[Data items]
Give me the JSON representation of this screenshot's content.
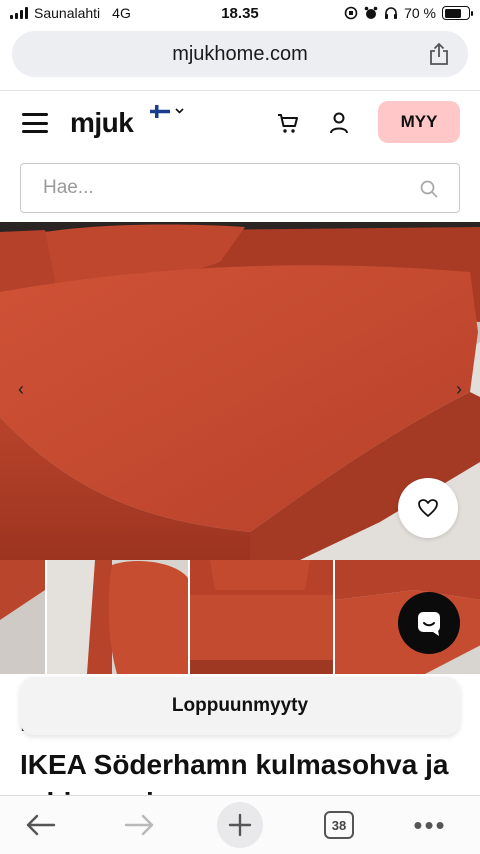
{
  "status_bar": {
    "carrier": "Saunalahti",
    "network": "4G",
    "time": "18.35",
    "battery": "70 %",
    "battery_level": 0.7
  },
  "browser": {
    "url": "mjukhome.com",
    "tabs_count": "38"
  },
  "header": {
    "logo": "mjuk",
    "sell_button": "MYY"
  },
  "search": {
    "placeholder": "Hae..."
  },
  "product": {
    "status_banner": "Loppuunmyyty",
    "breadcrumb": "L",
    "title": "IKEA Söderhamn kulmasohva ja rahi punainen"
  },
  "colors": {
    "accent": "#ffc7c7",
    "sofa": "#c4492e",
    "sofa_dark": "#a53a24"
  },
  "icons": {
    "menu": "hamburger-icon",
    "cart": "cart-icon",
    "user": "user-icon",
    "search": "search-icon",
    "favorite": "heart-icon",
    "chat": "chat-icon",
    "share": "share-icon",
    "back": "back-arrow-icon",
    "forward": "forward-arrow-icon",
    "new_tab": "plus-icon",
    "more": "more-icon"
  }
}
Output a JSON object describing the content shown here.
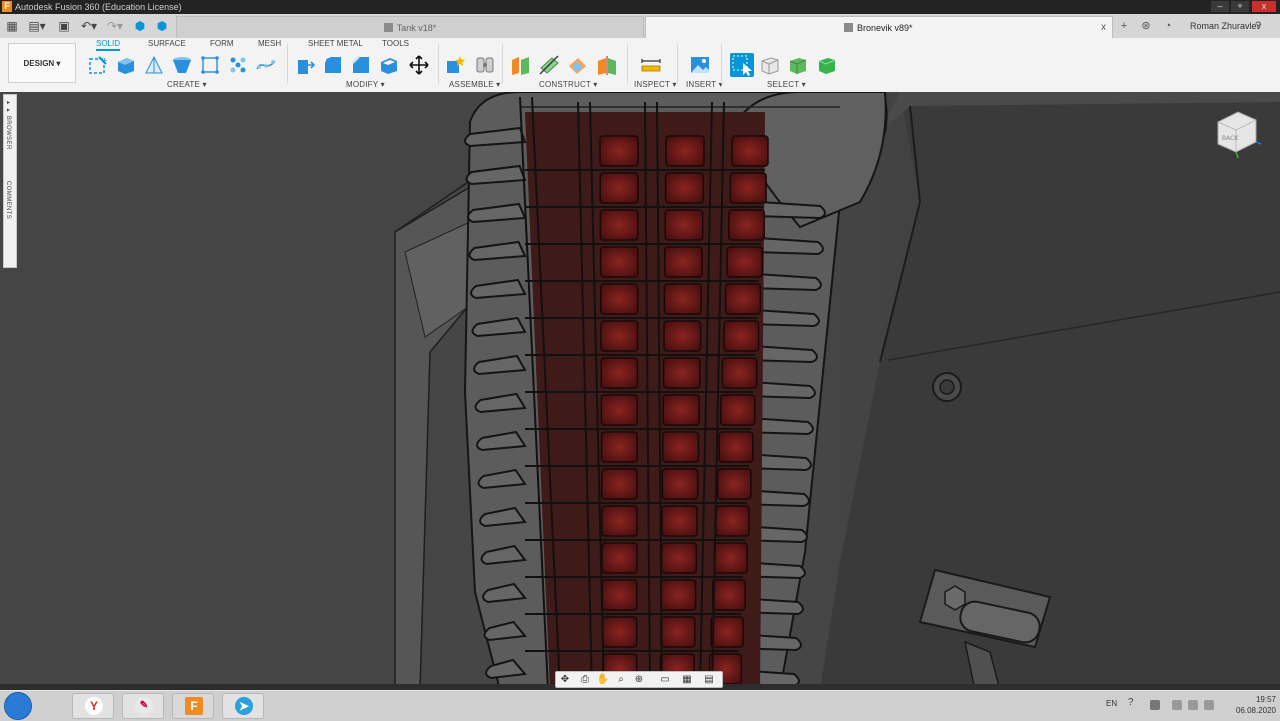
{
  "window": {
    "title": "Autodesk Fusion 360 (Education License)",
    "controls": {
      "minimize": "–",
      "maximize": "+",
      "close": "x"
    }
  },
  "tabs": [
    {
      "label": "Tank v18*",
      "active": false,
      "close": "x"
    },
    {
      "label": "Bronevik v89*",
      "active": true,
      "close": "x"
    }
  ],
  "user": {
    "name": "Roman Zhuravlev"
  },
  "toolbar": {
    "workspace": "DESIGN",
    "workspace_tabs": [
      "SOLID",
      "SURFACE",
      "FORM",
      "MESH",
      "SHEET METAL",
      "TOOLS"
    ],
    "groups": [
      "CREATE",
      "MODIFY",
      "ASSEMBLE",
      "CONSTRUCT",
      "INSPECT",
      "INSERT",
      "SELECT"
    ]
  },
  "sidepanel": {
    "browser": "BROWSER",
    "comments": "COMMENTS"
  },
  "viewcube": {
    "face": "BACK"
  },
  "taskbar": {
    "apps": [
      "yandex-browser",
      "paint",
      "fusion-360",
      "telegram"
    ],
    "language": "EN",
    "time": "19:57",
    "date": "06.08.2020"
  },
  "colors": {
    "accent": "#0696d7",
    "fusion_orange": "#f08a22",
    "model_red": "#6e1a18",
    "viewport_bg": "#3b3b3b"
  }
}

» Exercise: Write out the whole listing again, exactly, with no pictures.

» The completed task:
Give me the JSON representation of this screenshot's content.
{
  "status_bar": {
    "carrier": "Saunalahti",
    "network": "4G",
    "time": "18.35",
    "battery": "70 %",
    "battery_level": 0.7
  },
  "browser": {
    "url": "mjukhome.com",
    "tabs_count": "38"
  },
  "header": {
    "logo": "mjuk",
    "sell_button": "MYY"
  },
  "search": {
    "placeholder": "Hae..."
  },
  "product": {
    "status_banner": "Loppuunmyyty",
    "breadcrumb": "L",
    "title": "IKEA Söderhamn kulmasohva ja rahi punainen"
  },
  "colors": {
    "accent": "#ffc7c7",
    "sofa": "#c4492e",
    "sofa_dark": "#a53a24"
  },
  "icons": {
    "menu": "hamburger-icon",
    "cart": "cart-icon",
    "user": "user-icon",
    "search": "search-icon",
    "favorite": "heart-icon",
    "chat": "chat-icon",
    "share": "share-icon",
    "back": "back-arrow-icon",
    "forward": "forward-arrow-icon",
    "new_tab": "plus-icon",
    "more": "more-icon"
  }
}
Output a JSON object describing the content shown here.
{
  "window": {
    "title": "Autodesk Fusion 360 (Education License)",
    "controls": {
      "minimize": "–",
      "maximize": "+",
      "close": "x"
    }
  },
  "tabs": [
    {
      "label": "Tank v18*",
      "active": false,
      "close": "x"
    },
    {
      "label": "Bronevik v89*",
      "active": true,
      "close": "x"
    }
  ],
  "user": {
    "name": "Roman Zhuravlev"
  },
  "toolbar": {
    "workspace": "DESIGN",
    "workspace_tabs": [
      "SOLID",
      "SURFACE",
      "FORM",
      "MESH",
      "SHEET METAL",
      "TOOLS"
    ],
    "groups": [
      "CREATE",
      "MODIFY",
      "ASSEMBLE",
      "CONSTRUCT",
      "INSPECT",
      "INSERT",
      "SELECT"
    ]
  },
  "sidepanel": {
    "browser": "BROWSER",
    "comments": "COMMENTS"
  },
  "viewcube": {
    "face": "BACK"
  },
  "taskbar": {
    "apps": [
      "yandex-browser",
      "paint",
      "fusion-360",
      "telegram"
    ],
    "language": "EN",
    "time": "19:57",
    "date": "06.08.2020"
  },
  "colors": {
    "accent": "#0696d7",
    "fusion_orange": "#f08a22",
    "model_red": "#6e1a18",
    "viewport_bg": "#3b3b3b"
  }
}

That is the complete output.